L’ingénieur va indiquer où il a rencontré Donatella
L’autre aspect de cette histoire est la solitude. Berzaghi est seul, enfermé avec sa fille qui est handicapée sur le plan mental. Il mène une vie triste, enfermant sa fille le plus souvent afin de lui éviter des aventures sinistres avec le voisinage. Faisons remarquer ici que le handicap mental de Donatella se traduit par une nymphomanie exubérante qui fait de l’activité sexuelle débridée – on pourrait dire de la libération des mœurs – une sorte de tare qui expliquerait la dégénérescence de l’Italie. Cette tare met évidemment le spectateur mal à l’aise. Mais elle est aussi un remède à la solitude. Dans la cité qu’habite Berzaghi, la voisine qui se sent seule, se laisse séduire par un petit voyou et va trouver divertissant finalement de participer au kidnapping de Donatella. Une autre image de cette solitude engendrée par la grande ville – vieux thème du film noir – est cette séquence sur les policiers qui attendent devant le stade San Ciro, espérant coincer les ravisseurs. A la fin du match, cette foule de tifosi s’écoule comme une rivière indifférente aux drames humains. A la fin il ne restera sur le parking qu’une seule voiture, celle de la police. Une autre séquence nous montre comment la piste donnée par l’ingénieur tourne court : l’immeuble où Donatella est prostituée vient juste d’être détruit, c’est une métaphore de cette ville changeante et insaisissable où tout peut arriver.

#### Consigne 1
Dans les entrées, recopiez la partie qui s'ouvre sur la première ligne et se ferme sur la ligne contenant "series-line-raw-data [1767,194,2430,518]", en substituant "element" à "component" sans rien changer d'autre.

#### Support d'exercice
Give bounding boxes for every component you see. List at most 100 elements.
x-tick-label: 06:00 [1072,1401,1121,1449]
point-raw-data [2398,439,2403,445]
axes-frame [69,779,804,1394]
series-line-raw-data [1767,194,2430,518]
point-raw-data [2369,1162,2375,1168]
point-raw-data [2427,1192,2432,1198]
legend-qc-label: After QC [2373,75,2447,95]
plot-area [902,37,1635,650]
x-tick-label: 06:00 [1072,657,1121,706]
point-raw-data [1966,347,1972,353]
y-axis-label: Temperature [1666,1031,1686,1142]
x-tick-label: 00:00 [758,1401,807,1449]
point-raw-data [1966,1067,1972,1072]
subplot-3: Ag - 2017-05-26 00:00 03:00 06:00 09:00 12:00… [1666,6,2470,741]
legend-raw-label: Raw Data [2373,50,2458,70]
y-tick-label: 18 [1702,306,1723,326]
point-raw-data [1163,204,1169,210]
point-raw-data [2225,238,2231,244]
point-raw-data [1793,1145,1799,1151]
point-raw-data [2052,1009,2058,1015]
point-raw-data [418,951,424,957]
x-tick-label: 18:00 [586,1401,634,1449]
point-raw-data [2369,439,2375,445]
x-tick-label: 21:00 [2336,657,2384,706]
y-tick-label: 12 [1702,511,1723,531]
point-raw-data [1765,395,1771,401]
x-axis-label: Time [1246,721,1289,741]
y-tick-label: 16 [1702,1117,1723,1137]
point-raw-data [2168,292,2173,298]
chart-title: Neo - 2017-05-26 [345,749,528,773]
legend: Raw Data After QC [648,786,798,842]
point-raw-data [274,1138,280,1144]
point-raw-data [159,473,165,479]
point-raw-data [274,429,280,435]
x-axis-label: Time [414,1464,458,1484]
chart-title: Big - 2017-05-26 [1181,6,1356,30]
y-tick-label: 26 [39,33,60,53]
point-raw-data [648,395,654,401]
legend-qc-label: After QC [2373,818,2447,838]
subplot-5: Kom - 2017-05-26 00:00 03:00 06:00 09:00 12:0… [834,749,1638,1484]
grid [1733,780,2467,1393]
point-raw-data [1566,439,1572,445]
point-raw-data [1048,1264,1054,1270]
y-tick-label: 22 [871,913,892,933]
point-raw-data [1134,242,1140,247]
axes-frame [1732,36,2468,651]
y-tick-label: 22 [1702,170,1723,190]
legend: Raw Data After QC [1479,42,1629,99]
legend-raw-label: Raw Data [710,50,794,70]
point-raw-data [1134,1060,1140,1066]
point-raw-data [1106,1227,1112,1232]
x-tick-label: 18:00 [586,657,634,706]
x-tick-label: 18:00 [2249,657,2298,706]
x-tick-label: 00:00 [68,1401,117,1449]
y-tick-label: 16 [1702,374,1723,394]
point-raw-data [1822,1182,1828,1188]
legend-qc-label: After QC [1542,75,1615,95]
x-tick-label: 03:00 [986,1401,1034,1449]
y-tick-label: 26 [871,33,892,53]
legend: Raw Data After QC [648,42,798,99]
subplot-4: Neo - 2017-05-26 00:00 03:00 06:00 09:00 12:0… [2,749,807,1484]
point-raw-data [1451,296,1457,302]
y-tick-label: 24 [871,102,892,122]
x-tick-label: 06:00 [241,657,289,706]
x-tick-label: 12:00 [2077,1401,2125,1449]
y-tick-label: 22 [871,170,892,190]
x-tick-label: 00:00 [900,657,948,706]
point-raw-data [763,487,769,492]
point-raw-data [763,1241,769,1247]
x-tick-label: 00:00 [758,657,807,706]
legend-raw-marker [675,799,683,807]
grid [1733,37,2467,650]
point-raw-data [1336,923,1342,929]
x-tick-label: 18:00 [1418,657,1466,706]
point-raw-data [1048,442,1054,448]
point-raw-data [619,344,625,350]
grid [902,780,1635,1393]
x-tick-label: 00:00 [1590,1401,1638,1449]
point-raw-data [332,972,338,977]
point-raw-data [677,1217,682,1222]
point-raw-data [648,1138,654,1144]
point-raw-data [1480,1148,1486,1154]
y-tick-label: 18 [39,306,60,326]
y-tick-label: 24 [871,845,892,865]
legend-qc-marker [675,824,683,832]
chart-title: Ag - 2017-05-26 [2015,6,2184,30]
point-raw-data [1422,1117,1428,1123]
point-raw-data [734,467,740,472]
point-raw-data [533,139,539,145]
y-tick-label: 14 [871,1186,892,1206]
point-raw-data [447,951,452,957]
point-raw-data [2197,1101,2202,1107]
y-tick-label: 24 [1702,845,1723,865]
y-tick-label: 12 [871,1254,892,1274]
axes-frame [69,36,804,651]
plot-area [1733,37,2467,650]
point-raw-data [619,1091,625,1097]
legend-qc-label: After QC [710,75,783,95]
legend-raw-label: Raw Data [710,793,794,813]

#### Consigne 2
Relevez tous les noms propres qui figurent dans le texte à lire.

#### Réponse attendue 1
Give bounding boxes for every element you see. List at most 100 elements.
x-tick-label: 06:00 [1072,1401,1121,1449]
point-raw-data [2398,439,2403,445]
axes-frame [69,779,804,1394]
series-line-raw-data [1767,194,2430,518]

#### Réponse attendue 2
Donatella, Berzaghi, Italie, San Ciro